Task objective:
Which lines have the string "title"? Copy all of them from the entries below.

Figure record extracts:
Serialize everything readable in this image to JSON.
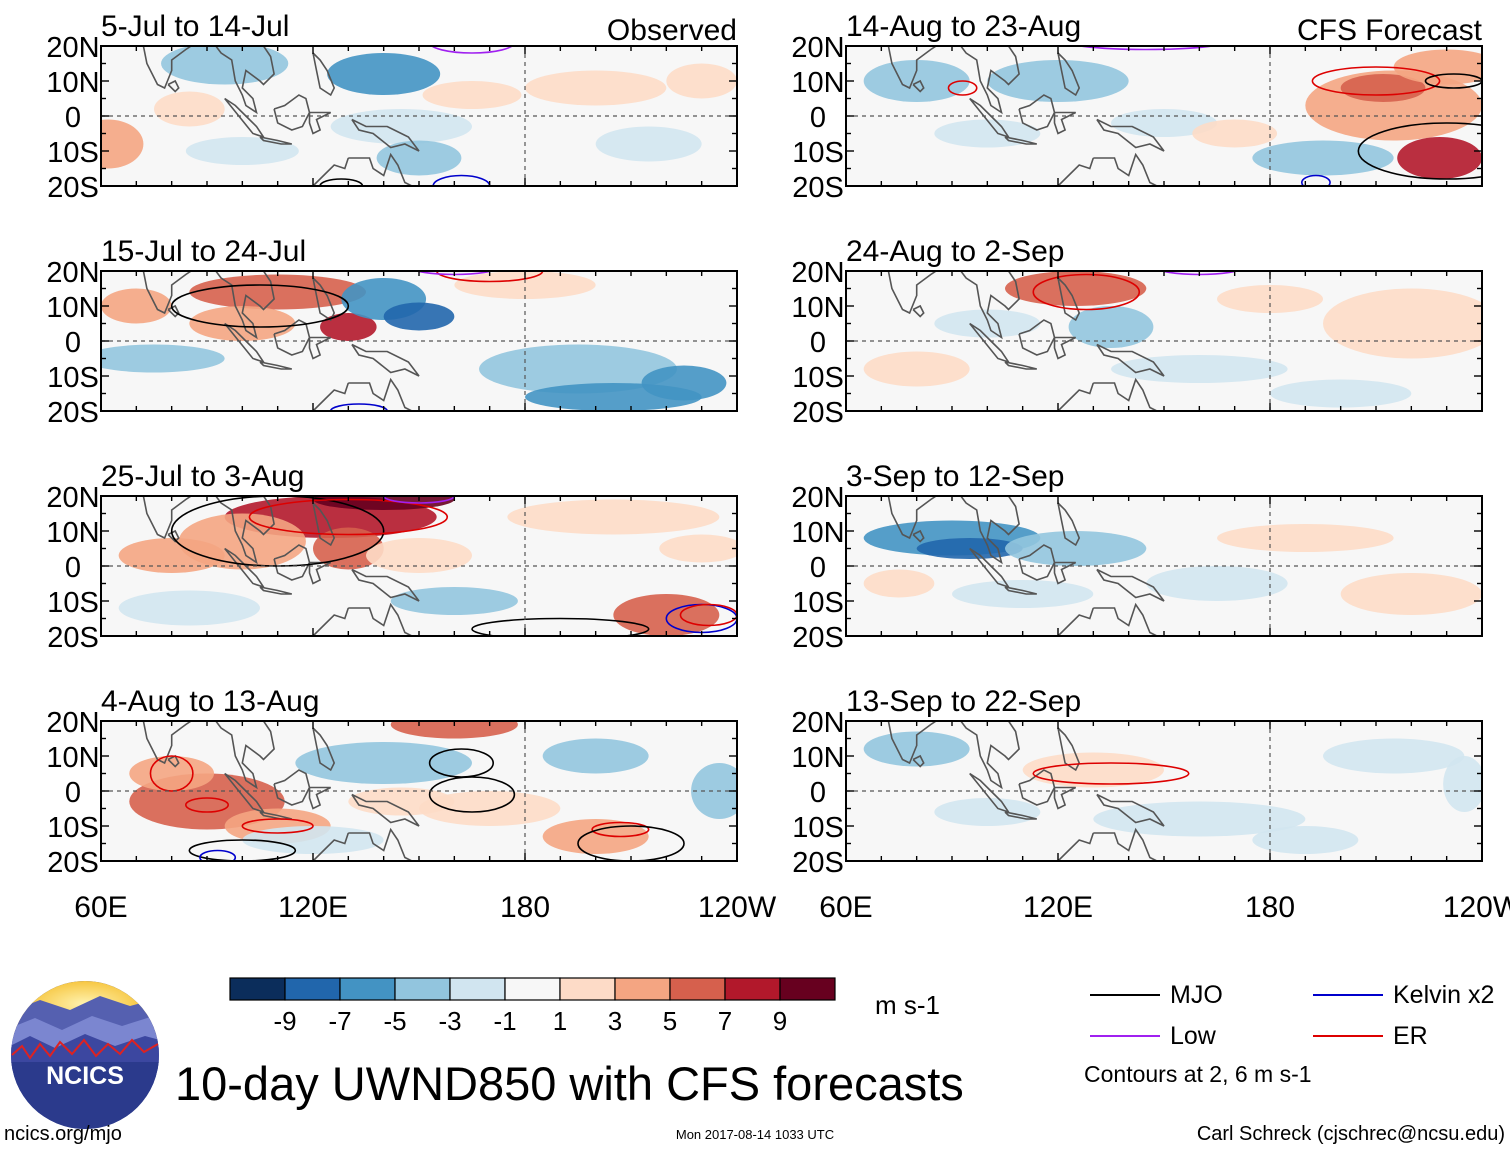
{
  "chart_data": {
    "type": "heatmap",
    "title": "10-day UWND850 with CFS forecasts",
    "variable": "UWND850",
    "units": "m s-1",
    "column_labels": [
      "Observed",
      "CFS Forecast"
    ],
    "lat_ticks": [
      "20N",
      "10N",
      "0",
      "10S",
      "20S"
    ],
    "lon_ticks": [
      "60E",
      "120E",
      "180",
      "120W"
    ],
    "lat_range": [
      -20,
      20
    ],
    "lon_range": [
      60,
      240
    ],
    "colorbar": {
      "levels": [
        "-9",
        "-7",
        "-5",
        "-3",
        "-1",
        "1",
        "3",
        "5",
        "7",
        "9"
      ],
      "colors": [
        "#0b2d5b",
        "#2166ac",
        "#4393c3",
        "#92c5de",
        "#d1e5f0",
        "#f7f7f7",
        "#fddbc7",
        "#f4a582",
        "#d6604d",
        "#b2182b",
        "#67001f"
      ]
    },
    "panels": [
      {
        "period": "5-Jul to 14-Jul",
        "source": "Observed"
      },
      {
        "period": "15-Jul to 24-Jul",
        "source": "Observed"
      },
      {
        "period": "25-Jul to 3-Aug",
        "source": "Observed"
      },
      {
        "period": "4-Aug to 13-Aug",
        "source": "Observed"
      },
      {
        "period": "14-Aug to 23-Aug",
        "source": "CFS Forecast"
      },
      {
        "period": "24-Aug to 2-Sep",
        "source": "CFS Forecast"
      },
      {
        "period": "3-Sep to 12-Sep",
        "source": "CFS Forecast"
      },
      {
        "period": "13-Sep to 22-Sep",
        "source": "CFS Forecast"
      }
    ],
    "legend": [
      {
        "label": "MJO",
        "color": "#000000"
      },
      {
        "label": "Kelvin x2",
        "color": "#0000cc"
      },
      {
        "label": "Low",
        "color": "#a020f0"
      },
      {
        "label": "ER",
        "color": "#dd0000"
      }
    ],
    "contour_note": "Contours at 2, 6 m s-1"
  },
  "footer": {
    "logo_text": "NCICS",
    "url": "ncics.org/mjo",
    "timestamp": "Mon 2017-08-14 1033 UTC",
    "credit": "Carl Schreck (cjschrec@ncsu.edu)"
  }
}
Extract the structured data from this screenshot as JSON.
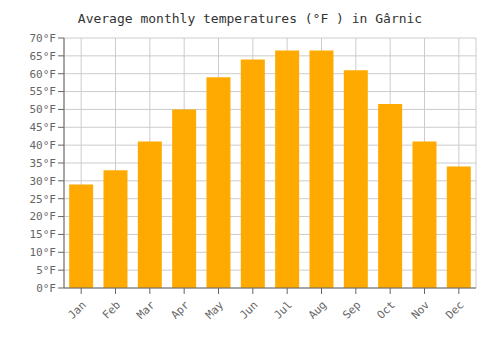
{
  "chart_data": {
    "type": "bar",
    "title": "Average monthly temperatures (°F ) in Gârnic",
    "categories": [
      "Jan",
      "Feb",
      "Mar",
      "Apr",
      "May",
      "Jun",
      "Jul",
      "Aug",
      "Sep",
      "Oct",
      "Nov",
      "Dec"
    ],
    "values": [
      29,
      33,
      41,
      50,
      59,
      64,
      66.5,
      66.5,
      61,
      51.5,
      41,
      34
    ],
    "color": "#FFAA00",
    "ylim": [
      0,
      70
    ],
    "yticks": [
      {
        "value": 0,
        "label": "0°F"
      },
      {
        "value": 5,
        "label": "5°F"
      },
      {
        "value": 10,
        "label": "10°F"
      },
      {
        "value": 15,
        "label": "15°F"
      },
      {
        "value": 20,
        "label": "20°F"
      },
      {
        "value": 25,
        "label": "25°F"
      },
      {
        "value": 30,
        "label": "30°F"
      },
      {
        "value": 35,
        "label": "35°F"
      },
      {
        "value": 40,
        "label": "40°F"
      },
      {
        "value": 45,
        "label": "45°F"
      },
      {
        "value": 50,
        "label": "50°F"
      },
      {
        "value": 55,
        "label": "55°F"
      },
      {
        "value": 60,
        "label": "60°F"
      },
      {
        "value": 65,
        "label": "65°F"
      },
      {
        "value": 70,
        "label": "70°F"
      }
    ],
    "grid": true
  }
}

Solution to this problem:
    "title": "10-day UWND850 with CFS forecasts",
    "title": "Average monthly temperatures (°F ) in Gârnic",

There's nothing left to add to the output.